Challenge: Scan the entries below and extract each line with the word "Camarão" in it.

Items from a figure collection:
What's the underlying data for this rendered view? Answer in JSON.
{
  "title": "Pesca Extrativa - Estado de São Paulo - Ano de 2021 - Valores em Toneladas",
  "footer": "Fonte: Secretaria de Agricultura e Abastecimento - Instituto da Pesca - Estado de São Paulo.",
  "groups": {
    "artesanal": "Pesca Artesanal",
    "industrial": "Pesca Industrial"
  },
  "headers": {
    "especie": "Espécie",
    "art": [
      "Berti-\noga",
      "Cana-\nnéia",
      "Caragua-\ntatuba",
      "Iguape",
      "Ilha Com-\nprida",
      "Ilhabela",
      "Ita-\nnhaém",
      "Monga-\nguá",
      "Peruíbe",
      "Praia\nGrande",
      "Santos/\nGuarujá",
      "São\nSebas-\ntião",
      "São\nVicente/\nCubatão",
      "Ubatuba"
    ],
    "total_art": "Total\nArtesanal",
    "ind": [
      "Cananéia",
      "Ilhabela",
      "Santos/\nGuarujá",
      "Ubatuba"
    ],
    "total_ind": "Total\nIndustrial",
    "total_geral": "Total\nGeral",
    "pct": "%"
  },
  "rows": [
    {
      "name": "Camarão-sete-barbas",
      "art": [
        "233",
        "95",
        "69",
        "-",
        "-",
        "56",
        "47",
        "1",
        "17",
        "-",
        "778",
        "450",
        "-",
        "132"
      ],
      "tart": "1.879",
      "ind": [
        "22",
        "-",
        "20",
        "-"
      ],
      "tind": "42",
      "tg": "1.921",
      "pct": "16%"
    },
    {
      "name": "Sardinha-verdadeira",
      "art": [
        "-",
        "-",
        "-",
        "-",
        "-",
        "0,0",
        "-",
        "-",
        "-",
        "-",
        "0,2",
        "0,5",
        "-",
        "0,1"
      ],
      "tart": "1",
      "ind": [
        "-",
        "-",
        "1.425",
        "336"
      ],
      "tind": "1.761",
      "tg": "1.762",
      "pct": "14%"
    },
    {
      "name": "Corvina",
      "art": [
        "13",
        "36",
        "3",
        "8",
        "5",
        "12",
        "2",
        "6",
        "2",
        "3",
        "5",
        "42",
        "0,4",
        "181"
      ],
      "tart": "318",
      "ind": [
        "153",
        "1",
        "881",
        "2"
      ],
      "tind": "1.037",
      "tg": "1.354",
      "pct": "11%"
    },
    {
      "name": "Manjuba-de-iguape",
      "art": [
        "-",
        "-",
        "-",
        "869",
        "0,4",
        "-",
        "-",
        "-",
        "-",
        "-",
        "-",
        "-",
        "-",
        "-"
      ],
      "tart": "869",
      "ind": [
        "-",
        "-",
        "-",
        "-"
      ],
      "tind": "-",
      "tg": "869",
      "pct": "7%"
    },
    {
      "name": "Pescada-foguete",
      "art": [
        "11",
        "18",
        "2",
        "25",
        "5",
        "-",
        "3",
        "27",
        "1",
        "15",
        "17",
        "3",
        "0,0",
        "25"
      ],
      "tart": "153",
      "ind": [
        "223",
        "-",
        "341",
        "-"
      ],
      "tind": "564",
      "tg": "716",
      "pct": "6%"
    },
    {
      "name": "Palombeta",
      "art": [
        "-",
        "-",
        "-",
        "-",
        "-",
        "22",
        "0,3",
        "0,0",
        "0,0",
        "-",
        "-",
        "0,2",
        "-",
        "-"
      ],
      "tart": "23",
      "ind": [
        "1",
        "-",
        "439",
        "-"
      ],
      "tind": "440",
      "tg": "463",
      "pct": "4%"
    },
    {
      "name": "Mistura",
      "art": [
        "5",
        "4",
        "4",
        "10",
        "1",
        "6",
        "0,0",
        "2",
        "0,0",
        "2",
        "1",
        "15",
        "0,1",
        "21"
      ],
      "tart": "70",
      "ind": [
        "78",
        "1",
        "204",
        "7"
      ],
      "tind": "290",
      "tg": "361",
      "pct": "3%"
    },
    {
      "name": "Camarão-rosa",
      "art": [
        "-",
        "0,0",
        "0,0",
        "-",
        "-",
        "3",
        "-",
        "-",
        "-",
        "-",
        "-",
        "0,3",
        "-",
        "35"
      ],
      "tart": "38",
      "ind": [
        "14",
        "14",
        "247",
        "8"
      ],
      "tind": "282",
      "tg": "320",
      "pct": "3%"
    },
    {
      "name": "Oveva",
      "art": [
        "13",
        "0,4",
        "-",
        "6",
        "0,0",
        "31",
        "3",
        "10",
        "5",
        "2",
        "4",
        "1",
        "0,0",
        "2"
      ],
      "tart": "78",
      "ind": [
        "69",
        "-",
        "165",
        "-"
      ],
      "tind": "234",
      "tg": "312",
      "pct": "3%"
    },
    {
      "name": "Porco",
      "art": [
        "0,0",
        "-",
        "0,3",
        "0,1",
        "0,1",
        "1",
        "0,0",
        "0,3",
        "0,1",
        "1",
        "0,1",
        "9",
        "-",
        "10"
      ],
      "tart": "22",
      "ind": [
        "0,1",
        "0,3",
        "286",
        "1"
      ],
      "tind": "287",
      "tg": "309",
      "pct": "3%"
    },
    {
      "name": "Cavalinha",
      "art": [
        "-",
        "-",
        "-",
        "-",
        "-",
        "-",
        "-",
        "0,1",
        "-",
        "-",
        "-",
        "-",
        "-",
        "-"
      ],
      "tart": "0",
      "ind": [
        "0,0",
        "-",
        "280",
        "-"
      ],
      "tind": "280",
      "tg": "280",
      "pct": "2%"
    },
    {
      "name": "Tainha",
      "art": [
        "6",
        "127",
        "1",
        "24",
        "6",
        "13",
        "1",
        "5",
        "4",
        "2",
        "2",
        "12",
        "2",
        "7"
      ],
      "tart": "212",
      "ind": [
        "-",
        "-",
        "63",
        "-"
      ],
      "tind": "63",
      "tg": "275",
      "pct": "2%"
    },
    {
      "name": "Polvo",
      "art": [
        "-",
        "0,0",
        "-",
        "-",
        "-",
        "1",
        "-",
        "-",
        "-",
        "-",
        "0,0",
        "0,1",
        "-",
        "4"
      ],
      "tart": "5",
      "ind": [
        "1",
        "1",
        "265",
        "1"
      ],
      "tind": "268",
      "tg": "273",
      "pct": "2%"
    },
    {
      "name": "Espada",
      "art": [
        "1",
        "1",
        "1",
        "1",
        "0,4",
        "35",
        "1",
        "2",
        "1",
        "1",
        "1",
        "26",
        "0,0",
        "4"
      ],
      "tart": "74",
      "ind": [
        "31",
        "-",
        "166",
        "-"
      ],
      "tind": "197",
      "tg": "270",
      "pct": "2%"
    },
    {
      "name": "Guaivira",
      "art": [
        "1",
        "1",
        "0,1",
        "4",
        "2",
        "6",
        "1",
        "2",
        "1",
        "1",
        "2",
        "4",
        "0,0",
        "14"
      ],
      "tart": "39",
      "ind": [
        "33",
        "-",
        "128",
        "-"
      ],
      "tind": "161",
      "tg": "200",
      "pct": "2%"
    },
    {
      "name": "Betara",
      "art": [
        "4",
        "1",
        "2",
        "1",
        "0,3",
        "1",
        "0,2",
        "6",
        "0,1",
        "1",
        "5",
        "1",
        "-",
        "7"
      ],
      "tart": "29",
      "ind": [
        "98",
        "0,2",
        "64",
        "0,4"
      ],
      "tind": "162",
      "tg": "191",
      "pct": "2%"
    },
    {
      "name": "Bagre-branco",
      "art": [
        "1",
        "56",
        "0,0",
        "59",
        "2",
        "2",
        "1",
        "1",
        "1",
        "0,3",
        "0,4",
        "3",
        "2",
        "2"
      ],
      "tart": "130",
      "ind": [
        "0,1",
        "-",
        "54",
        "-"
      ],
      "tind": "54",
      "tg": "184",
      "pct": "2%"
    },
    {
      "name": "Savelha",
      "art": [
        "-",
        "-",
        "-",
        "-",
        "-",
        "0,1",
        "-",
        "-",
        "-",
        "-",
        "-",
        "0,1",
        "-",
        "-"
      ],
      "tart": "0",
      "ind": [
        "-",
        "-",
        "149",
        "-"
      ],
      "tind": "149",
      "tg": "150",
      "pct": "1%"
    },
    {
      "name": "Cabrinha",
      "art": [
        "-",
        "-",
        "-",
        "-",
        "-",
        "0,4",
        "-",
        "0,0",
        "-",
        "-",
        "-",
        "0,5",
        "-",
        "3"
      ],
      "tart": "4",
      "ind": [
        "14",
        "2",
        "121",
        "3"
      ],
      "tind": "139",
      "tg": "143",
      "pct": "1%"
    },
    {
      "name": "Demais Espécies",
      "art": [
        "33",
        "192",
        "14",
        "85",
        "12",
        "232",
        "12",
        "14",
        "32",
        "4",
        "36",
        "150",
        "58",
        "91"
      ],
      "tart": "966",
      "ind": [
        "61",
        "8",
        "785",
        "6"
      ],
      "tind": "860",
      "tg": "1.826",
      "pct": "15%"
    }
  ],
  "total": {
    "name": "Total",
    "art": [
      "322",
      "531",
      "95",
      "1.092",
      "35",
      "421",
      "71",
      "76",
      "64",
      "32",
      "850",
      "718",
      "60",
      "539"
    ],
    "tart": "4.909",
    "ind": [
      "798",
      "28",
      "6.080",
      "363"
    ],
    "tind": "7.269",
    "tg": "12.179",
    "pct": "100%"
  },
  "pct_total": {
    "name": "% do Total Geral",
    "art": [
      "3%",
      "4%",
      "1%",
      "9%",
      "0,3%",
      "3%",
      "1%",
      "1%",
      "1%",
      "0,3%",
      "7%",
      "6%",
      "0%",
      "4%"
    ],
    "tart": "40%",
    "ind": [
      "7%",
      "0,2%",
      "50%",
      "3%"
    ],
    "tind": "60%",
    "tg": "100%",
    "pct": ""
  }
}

Task output:
      "name": "Camarão-sete-barbas",
      "name": "Camarão-rosa",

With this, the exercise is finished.